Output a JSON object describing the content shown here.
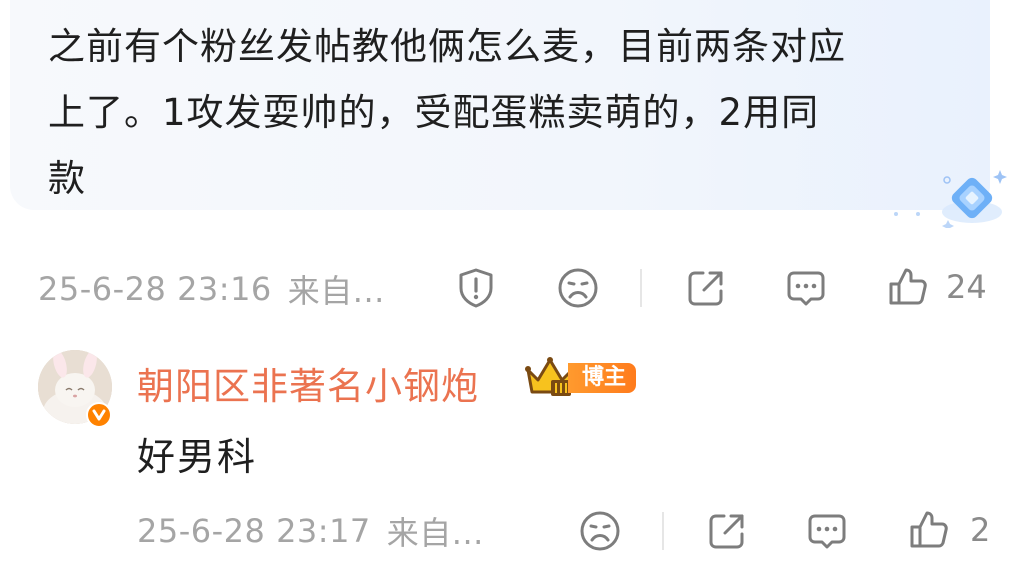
{
  "top_comment": {
    "lines": [
      "之前有个粉丝发帖教他俩怎么麦，目前两条对应",
      "上了。1攻发耍帅的，受配蛋糕卖萌的，2用同",
      "款"
    ],
    "timestamp": "25-6-28 23:16",
    "source": "来自...",
    "likes": "24"
  },
  "reply": {
    "username": "朝阳区非著名小钢炮",
    "owner_badge": "博主",
    "text": "好男科",
    "timestamp": "25-6-28 23:17",
    "source": "来自...",
    "likes": "2"
  },
  "colors": {
    "username": "#eb7350",
    "meta_text": "#a5a5a5",
    "badge_orange": "#ff8200",
    "bubble_bg": "#f2f6fc"
  },
  "icons": {
    "report": "report-icon",
    "dislike": "sad-face-icon",
    "share": "share-icon",
    "reply": "comment-icon",
    "like": "thumbs-up-icon",
    "crown": "crown-icon",
    "verified": "verified-badge-icon",
    "decoration": "diamond-sparkle-icon"
  }
}
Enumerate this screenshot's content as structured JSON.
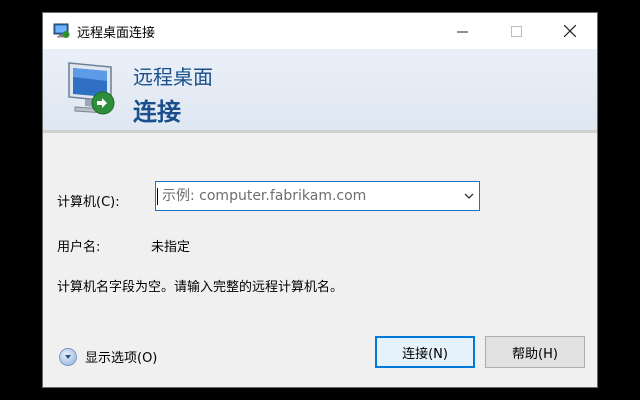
{
  "window": {
    "title": "远程桌面连接",
    "controls": {
      "minimize": "minimize-icon",
      "maximize": "maximize-icon",
      "close": "close-icon"
    }
  },
  "banner": {
    "line1": "远程桌面",
    "line2": "连接",
    "icon": "remote-desktop-monitor-icon"
  },
  "form": {
    "computer_label": "计算机(C):",
    "computer_value": "",
    "computer_placeholder": "示例: computer.fabrikam.com",
    "user_label": "用户名:",
    "user_value": "未指定",
    "message": "计算机名字段为空。请输入完整的远程计算机名。"
  },
  "footer": {
    "show_options": "显示选项(O)",
    "connect_button": "连接(N)",
    "help_button": "帮助(H)"
  },
  "colors": {
    "accent": "#0078d7",
    "banner_text": "#1a4f8b",
    "dialog_bg": "#f0f0f0"
  }
}
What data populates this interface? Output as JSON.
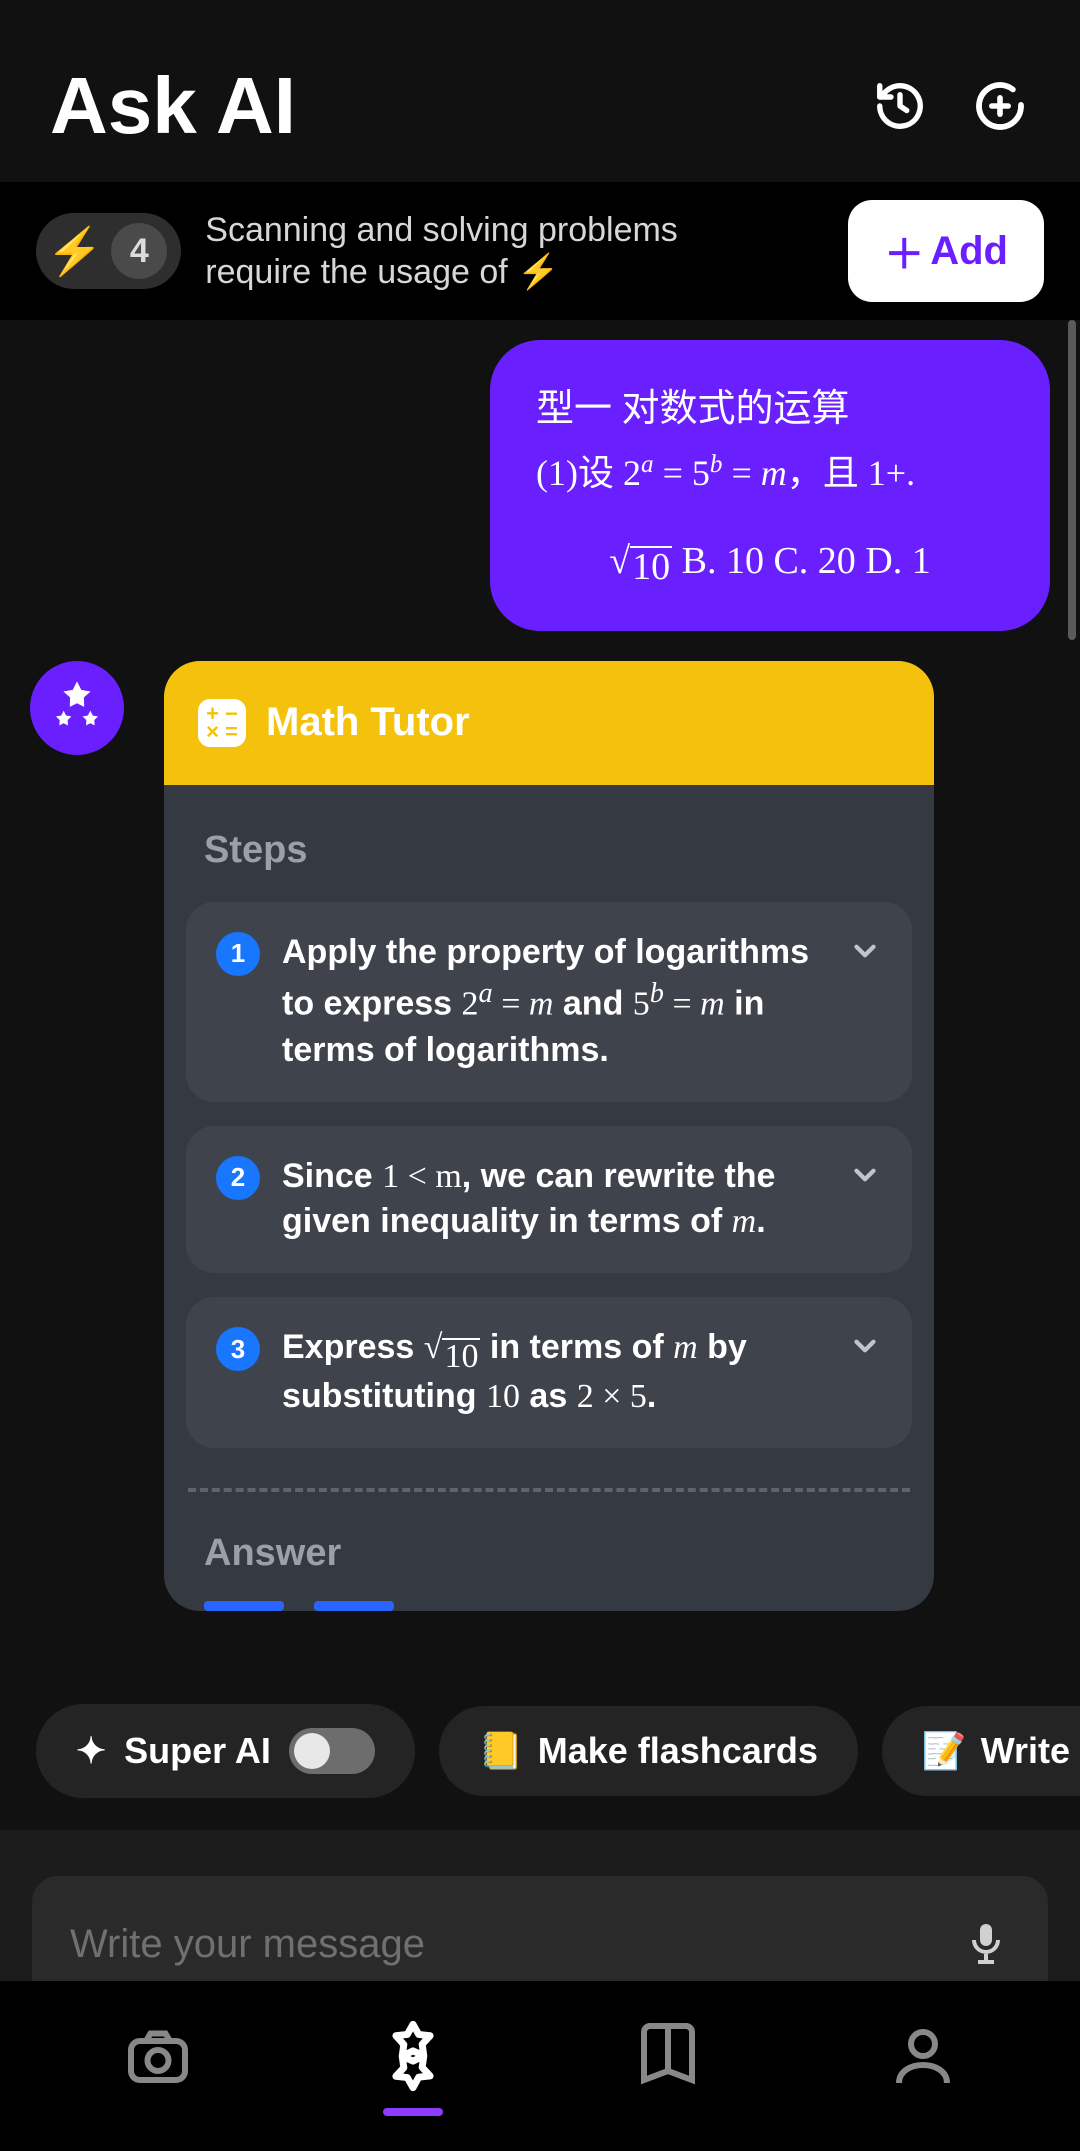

______

**What is needed**
Give back all entries exactly. No pictures belong in the copy.

**Exercise result**
Output a JSON object describing the content shown here.
{
  "top_comment": {
    "lines": [
      "之前有个粉丝发帖教他俩怎么麦，目前两条对应",
      "上了。1攻发耍帅的，受配蛋糕卖萌的，2用同",
      "款"
    ],
    "timestamp": "25-6-28 23:16",
    "source": "来自...",
    "likes": "24"
  },
  "reply": {
    "username": "朝阳区非著名小钢炮",
    "owner_badge": "博主",
    "text": "好男科",
    "timestamp": "25-6-28 23:17",
    "source": "来自...",
    "likes": "2"
  },
  "colors": {
    "username": "#eb7350",
    "meta_text": "#a5a5a5",
    "badge_orange": "#ff8200",
    "bubble_bg": "#f2f6fc"
  },
  "icons": {
    "report": "report-icon",
    "dislike": "sad-face-icon",
    "share": "share-icon",
    "reply": "comment-icon",
    "like": "thumbs-up-icon",
    "crown": "crown-icon",
    "verified": "verified-badge-icon",
    "decoration": "diamond-sparkle-icon"
  }
}
Enumerate this screenshot's content as structured JSON.
{
  "window": {
    "title": "远程桌面连接",
    "controls": {
      "minimize": "minimize-icon",
      "maximize": "maximize-icon",
      "close": "close-icon"
    }
  },
  "banner": {
    "line1": "远程桌面",
    "line2": "连接",
    "icon": "remote-desktop-monitor-icon"
  },
  "form": {
    "computer_label": "计算机(C):",
    "computer_value": "",
    "computer_placeholder": "示例: computer.fabrikam.com",
    "user_label": "用户名:",
    "user_value": "未指定",
    "message": "计算机名字段为空。请输入完整的远程计算机名。"
  },
  "footer": {
    "show_options": "显示选项(O)",
    "connect_button": "连接(N)",
    "help_button": "帮助(H)"
  },
  "colors": {
    "accent": "#0078d7",
    "banner_text": "#1a4f8b",
    "dialog_bg": "#f0f0f0"
  }
}
What data populates this interface? Output as JSON.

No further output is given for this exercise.